### Written instruction
Copy out every line in the entries below that includes "this".

### Provided information
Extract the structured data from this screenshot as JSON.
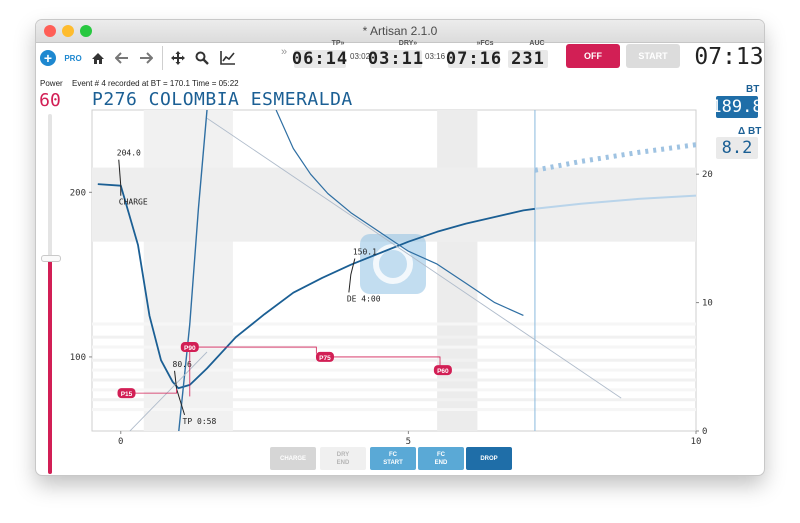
{
  "window": {
    "title": "* Artisan 2.1.0"
  },
  "toolbar": {
    "pro_label": "PRO",
    "icons": [
      "plus-icon",
      "home-icon",
      "back-arrow-icon",
      "forward-arrow-icon",
      "move-icon",
      "zoom-icon",
      "chart-icon",
      "double-chevron-icon"
    ]
  },
  "phases": {
    "tp": {
      "label": "TP»",
      "value": "06:14",
      "elapsed": "03:02"
    },
    "dry": {
      "label": "DRY»",
      "value": "03:11",
      "elapsed": "03:16"
    },
    "fcs": {
      "label": "»FCs",
      "value": "07:16"
    },
    "auc": {
      "label": "AUC",
      "value": "231"
    }
  },
  "buttons": {
    "off": "OFF",
    "start": "START"
  },
  "timer": "07:13",
  "power": {
    "label": "Power",
    "value": "60",
    "level": 0.6
  },
  "message": "Event # 4 recorded at BT = 170.1  Time = 05:22",
  "profile_title": "P276 COLOMBIA ESMERALDA",
  "readouts": {
    "bt_label": "BT",
    "bt_value": "189.8",
    "delta_label": "Δ BT",
    "delta_value": "8.2"
  },
  "annotations": {
    "charge_temp": "204.0",
    "charge": "CHARGE",
    "tp_temp": "80.6",
    "tp": "TP 0:58",
    "de_temp": "150.1",
    "de": "DE 4:00"
  },
  "markers": [
    "P15",
    "P90",
    "P75",
    "P60"
  ],
  "event_buttons": {
    "charge": "CHARGE",
    "dry_end": [
      "DRY",
      "END"
    ],
    "fc_start": [
      "FC",
      "START"
    ],
    "fc_end": [
      "FC",
      "END"
    ],
    "drop": "DROP"
  },
  "colors": {
    "accent_red": "#d21f55",
    "bt_blue": "#1b5f94",
    "et_blue": "#2f6fa3",
    "button_blue": "#5aa9d6",
    "drop_blue": "#1f6ea8"
  },
  "chart_data": {
    "type": "line",
    "x_unit": "minutes",
    "xlim": [
      -0.5,
      10
    ],
    "ylim_left": [
      55,
      250
    ],
    "ylim_right": [
      0,
      25
    ],
    "x_ticks": [
      "0",
      "5",
      "10"
    ],
    "y_ticks_left": [
      "100",
      "200"
    ],
    "y_ticks_right": [
      "0",
      "10",
      "20"
    ],
    "series": [
      {
        "role": "BT",
        "axis": "left",
        "x": [
          -0.4,
          0,
          0.3,
          0.5,
          0.7,
          0.9,
          1.0,
          1.2,
          1.5,
          2.0,
          2.5,
          3.0,
          3.5,
          4.0,
          4.5,
          5.0,
          5.5,
          6.0,
          6.5,
          7.0,
          7.2
        ],
        "y": [
          205,
          204,
          168,
          125,
          98,
          85,
          81,
          83,
          93,
          112,
          126,
          139,
          148,
          156,
          163,
          170,
          176,
          181,
          185,
          189,
          190
        ]
      },
      {
        "role": "BT projection",
        "axis": "left",
        "x": [
          7.2,
          8,
          9,
          10
        ],
        "y": [
          190,
          193,
          196,
          198
        ]
      },
      {
        "role": "ET",
        "axis": "left",
        "x": [
          1.0,
          1.2,
          1.35,
          1.5
        ],
        "y": [
          52,
          120,
          190,
          250
        ]
      },
      {
        "role": "ΔBT",
        "axis": "right",
        "x": [
          2.7,
          3.0,
          3.3,
          3.6,
          4.0,
          4.5,
          5.0,
          5.5,
          6.0,
          6.5,
          7.0
        ],
        "y": [
          25,
          22,
          20,
          18.5,
          17,
          15.5,
          14,
          13,
          11.5,
          10,
          9
        ]
      },
      {
        "role": "ΔBT projection",
        "axis": "right",
        "x": [
          7.2,
          8,
          9,
          10
        ],
        "y": [
          20.3,
          21,
          21.7,
          22.3
        ]
      },
      {
        "role": "reference",
        "axis": "left",
        "x": [
          -0.4,
          1.5
        ],
        "y": [
          35,
          103
        ]
      },
      {
        "role": "reference",
        "axis": "left",
        "x": [
          1.5,
          8.7
        ],
        "y": [
          245,
          75
        ]
      }
    ],
    "events": [
      {
        "name": "CHARGE",
        "x": 0,
        "y": 204.0
      },
      {
        "name": "TP",
        "x": 0.97,
        "y": 80.6
      },
      {
        "name": "DE",
        "x": 4.0,
        "y": 150.1
      }
    ],
    "drop_marker_x": 7.2
  }
}
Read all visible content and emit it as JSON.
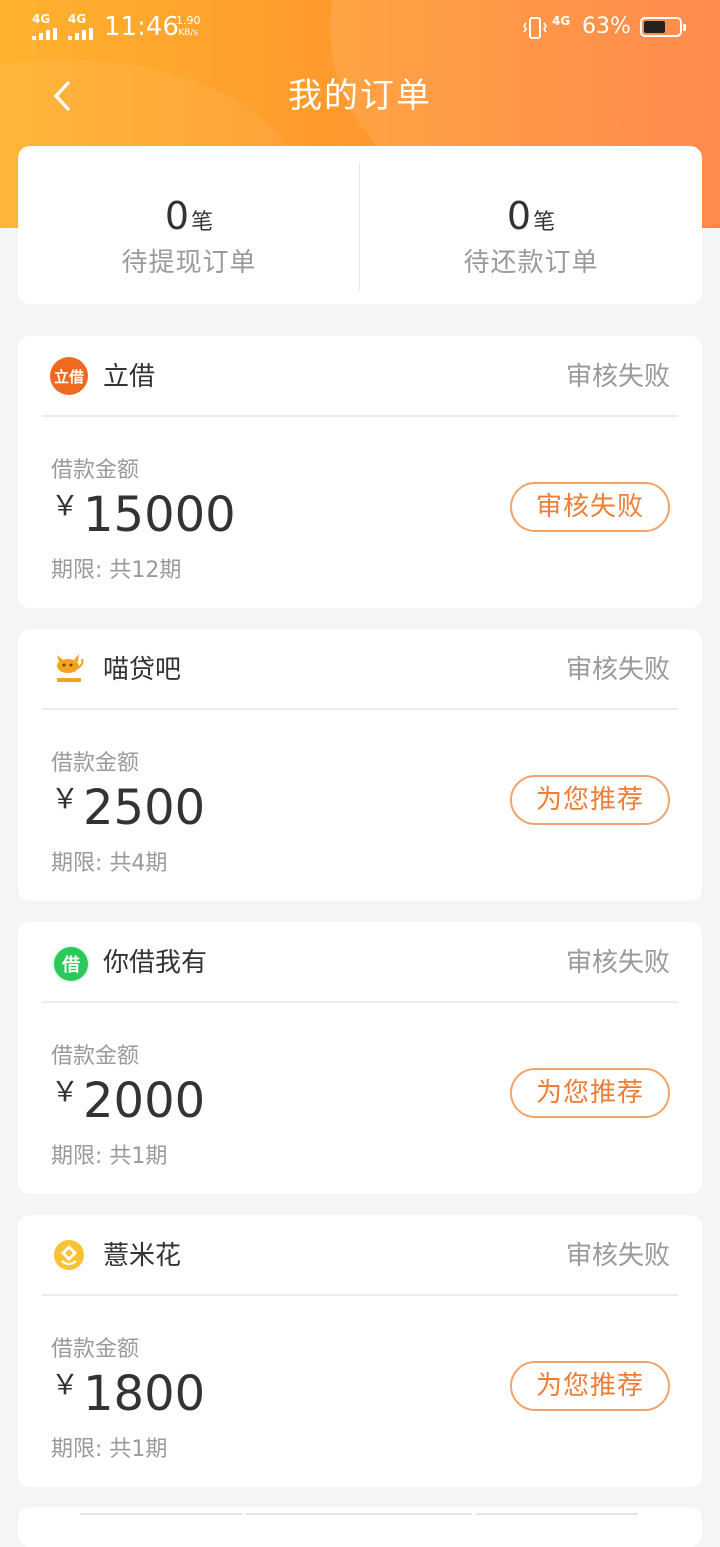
{
  "status_bar": {
    "network_1": "4G",
    "network_2": "4G",
    "time": "11:46",
    "speed_value": "1.90",
    "speed_unit": "KB/s",
    "network_3": "4G",
    "battery_percent": "63%",
    "battery_level": 0.63
  },
  "header": {
    "title": "我的订单",
    "back_icon": "chevron-left-icon"
  },
  "summary": {
    "left": {
      "count": "0",
      "unit": "笔",
      "label": "待提现订单"
    },
    "right": {
      "count": "0",
      "unit": "笔",
      "label": "待还款订单"
    }
  },
  "orders": [
    {
      "name": "立借",
      "logo_icon": "lijie-logo-icon",
      "logo_text": "立借",
      "status": "审核失败",
      "amount_label": "借款金额",
      "currency": "￥",
      "amount": "15000",
      "term": "期限: 共12期",
      "action": "审核失败"
    },
    {
      "name": "喵贷吧",
      "logo_icon": "cat-logo-icon",
      "logo_text": "",
      "status": "审核失败",
      "amount_label": "借款金额",
      "currency": "￥",
      "amount": "2500",
      "term": "期限: 共4期",
      "action": "为您推荐"
    },
    {
      "name": "你借我有",
      "logo_icon": "nijiewoyou-logo-icon",
      "logo_text": "借",
      "status": "审核失败",
      "amount_label": "借款金额",
      "currency": "￥",
      "amount": "2000",
      "term": "期限: 共1期",
      "action": "为您推荐"
    },
    {
      "name": "薏米花",
      "logo_icon": "yimihua-logo-icon",
      "logo_text": "",
      "status": "审核失败",
      "amount_label": "借款金额",
      "currency": "￥",
      "amount": "1800",
      "term": "期限: 共1期",
      "action": "为您推荐"
    }
  ],
  "colors": {
    "header_gradient_start": "#ffb22e",
    "header_gradient_end": "#ff7e3a",
    "accent_orange": "#ee7d36",
    "button_border": "#f1a36a",
    "muted_text": "#9a9a9a",
    "page_background": "#f4f5f7"
  }
}
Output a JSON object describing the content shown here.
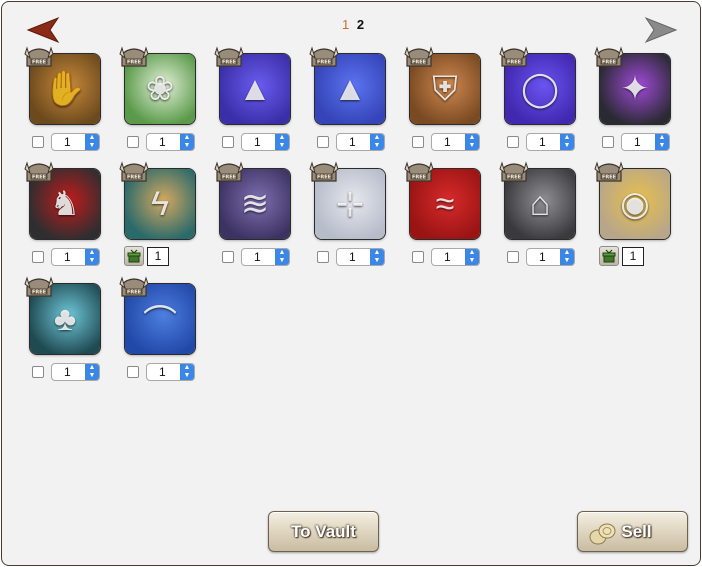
{
  "pagination": {
    "pages": [
      {
        "label": "1",
        "current": false
      },
      {
        "label": "2",
        "current": true
      }
    ],
    "prev_color": "#8b2a16",
    "next_color": "#8a8a8a"
  },
  "items": [
    {
      "name": "brown-claw-gauntlet",
      "bg": "#6d4a1e",
      "accent": "#c98a3a",
      "glyph": "✋",
      "qty": "1",
      "kind": "normal"
    },
    {
      "name": "leafy-flower-garland",
      "bg": "#5a9a4a",
      "accent": "#e3f0d8",
      "glyph": "❀",
      "qty": "1",
      "kind": "normal"
    },
    {
      "name": "purple-triangle-scarf",
      "bg": "#3a2fa8",
      "accent": "#6a5cf0",
      "glyph": "▲",
      "qty": "1",
      "kind": "normal"
    },
    {
      "name": "blue-triangle-scarf",
      "bg": "#3544b8",
      "accent": "#5c73f0",
      "glyph": "▲",
      "qty": "1",
      "kind": "normal"
    },
    {
      "name": "bronze-armor-plate",
      "bg": "#7a4a22",
      "accent": "#d08850",
      "glyph": "⛨",
      "qty": "1",
      "kind": "normal"
    },
    {
      "name": "sapphire-ring",
      "bg": "#4028b0",
      "accent": "#6b53f0",
      "glyph": "◯",
      "qty": "1",
      "kind": "normal"
    },
    {
      "name": "shadow-talons",
      "bg": "#2a2a33",
      "accent": "#a04ad8",
      "glyph": "✦",
      "qty": "1",
      "kind": "normal"
    },
    {
      "name": "crimson-horned-mask",
      "bg": "#2e2e30",
      "accent": "#c21b1b",
      "glyph": "♞",
      "qty": "1",
      "kind": "normal"
    },
    {
      "name": "lightning-gauntlets",
      "bg": "#2a6a6a",
      "accent": "#d4a860",
      "glyph": "ϟ",
      "qty": "1",
      "kind": "gift"
    },
    {
      "name": "violet-folded-cloth",
      "bg": "#3d3363",
      "accent": "#7f6fb0",
      "glyph": "≋",
      "qty": "1",
      "kind": "normal"
    },
    {
      "name": "white-shirt",
      "bg": "#b7bcc9",
      "accent": "#e6e8ef",
      "glyph": "⊹",
      "qty": "1",
      "kind": "normal"
    },
    {
      "name": "red-scarf",
      "bg": "#9a1414",
      "accent": "#d82a2a",
      "glyph": "≈",
      "qty": "1",
      "kind": "normal"
    },
    {
      "name": "dark-cloak",
      "bg": "#3a3a3e",
      "accent": "#8f8f95",
      "glyph": "⌂",
      "qty": "1",
      "kind": "normal"
    },
    {
      "name": "steampunk-goggles",
      "bg": "#b8a68a",
      "accent": "#e8c04a",
      "glyph": "◉",
      "qty": "1",
      "kind": "gift"
    },
    {
      "name": "mushroom-glade",
      "bg": "#1f4a52",
      "accent": "#6fc7d8",
      "glyph": "♣",
      "qty": "1",
      "kind": "normal"
    },
    {
      "name": "blue-wizard-hat",
      "bg": "#2149a8",
      "accent": "#4d7ee0",
      "glyph": "⌒",
      "qty": "1",
      "kind": "normal"
    }
  ],
  "spinner_glyph": "⌃⌄",
  "buttons": {
    "to_vault": "To Vault",
    "sell": "Sell"
  },
  "colors": {
    "panel_bg": "#f3f2f2",
    "panel_border": "#4a3a33",
    "spinner_blue": "#3b87e8",
    "page_other": "#d06a2c"
  }
}
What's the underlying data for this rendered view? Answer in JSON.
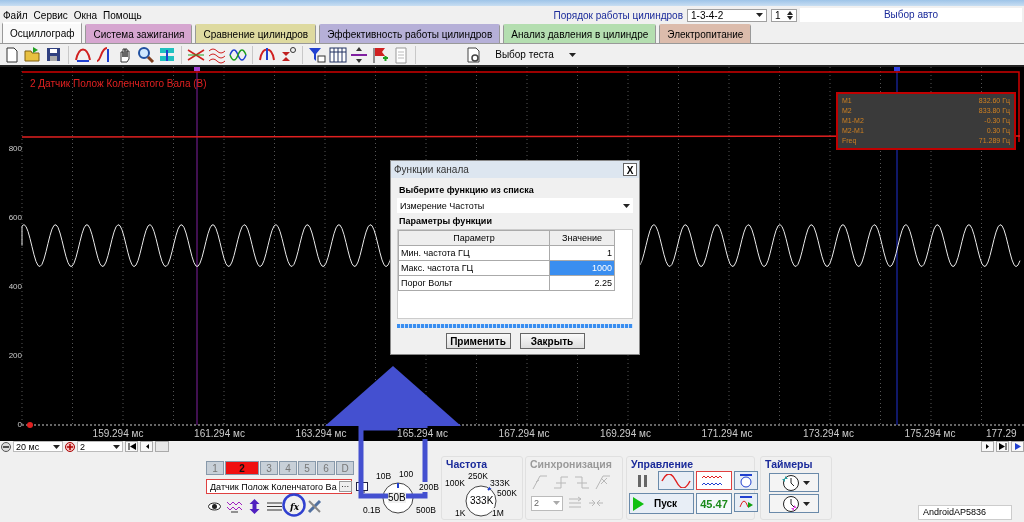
{
  "menu": [
    "Файл",
    "Сервис",
    "Окна",
    "Помощь"
  ],
  "cylinder_order": {
    "label": "Порядок работы цилиндров",
    "value": "1-3-4-2",
    "spinner_value": "1"
  },
  "car_select": {
    "label": "Выбор авто"
  },
  "tabs": [
    {
      "label": "Осциллограф",
      "selected": true,
      "color": "#ffffff"
    },
    {
      "label": "Система зажигания",
      "selected": false,
      "color": "#d6a6d0"
    },
    {
      "label": "Сравнение цилиндров",
      "selected": false,
      "color": "#dedaa0"
    },
    {
      "label": "Эффективность работы цилиндров",
      "selected": false,
      "color": "#b6b0d8"
    },
    {
      "label": "Анализ давления в цилиндре",
      "selected": false,
      "color": "#b4deb0"
    },
    {
      "label": "Электропитание",
      "selected": false,
      "color": "#dcbcac"
    }
  ],
  "toolbar": {
    "test_select": "Выбор теста"
  },
  "scope": {
    "channel_title": "2 Датчик Полож Коленчатого Вала (В)",
    "y_ticks": [
      "800",
      "600",
      "400",
      "200",
      "0"
    ],
    "x_ticks": [
      "159.294 мс",
      "161.294 мс",
      "163.294 мс",
      "165.294 мс",
      "167.294 мс",
      "169.294 мс",
      "171.294 мс",
      "173.294 мс",
      "175.294 мс",
      "177.29"
    ],
    "measurements": [
      {
        "name": "M1",
        "value": "832.60 Гц"
      },
      {
        "name": "M2",
        "value": "833.80 Гц"
      },
      {
        "name": "M1-M2",
        "value": "-0.30 Гц"
      },
      {
        "name": "M2-M1",
        "value": "0.30 Гц"
      },
      {
        "name": "Freq",
        "value": "71.289 Гц"
      }
    ]
  },
  "dialog": {
    "title": "Функции канала",
    "close": "X",
    "function_label": "Выберите функцию из списка",
    "function_value": "Измерение Частоты",
    "params_label": "Параметры функции",
    "columns": [
      "Параметр",
      "Значение"
    ],
    "rows": [
      {
        "name": "Мин. частота ГЦ",
        "value": "1",
        "selected": false
      },
      {
        "name": "Макс. частота ГЦ",
        "value": "1000",
        "selected": true
      },
      {
        "name": "Порог Вольт",
        "value": "2.25",
        "selected": false
      }
    ],
    "buttons": [
      "Применить",
      "Закрыть"
    ]
  },
  "timebase": {
    "scale": "20 мс",
    "channel": "2"
  },
  "channels": {
    "buttons": [
      {
        "label": "1",
        "selected": false
      },
      {
        "label": "2",
        "selected": true
      },
      {
        "label": "3",
        "selected": false
      },
      {
        "label": "4",
        "selected": false
      },
      {
        "label": "5",
        "selected": false
      },
      {
        "label": "6",
        "selected": false
      },
      {
        "label": "D",
        "selected": false
      }
    ],
    "sensor": "Датчик Полож Коленчатого Ва",
    "sensor_button": "···",
    "function_icon": "fx"
  },
  "voltage": {
    "ticks": [
      "10В",
      "100",
      "200В",
      "0.1В",
      "500В"
    ],
    "value": "50В"
  },
  "frequency": {
    "title": "Частота",
    "ticks": [
      "100K",
      "250K",
      "333K",
      "500K",
      "1K",
      "1M"
    ],
    "value": "333K"
  },
  "sync": {
    "title": "Синхронизация",
    "channel": "2"
  },
  "control": {
    "title": "Управление",
    "start": "Пуск",
    "reading": "45.47"
  },
  "timers": {
    "title": "Таймеры"
  },
  "status": {
    "network": "AndroidAP5836"
  }
}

### Correct result
Extract the structured data from this screenshot as JSON.
What's the underlying data for this rendered view? Answer in JSON.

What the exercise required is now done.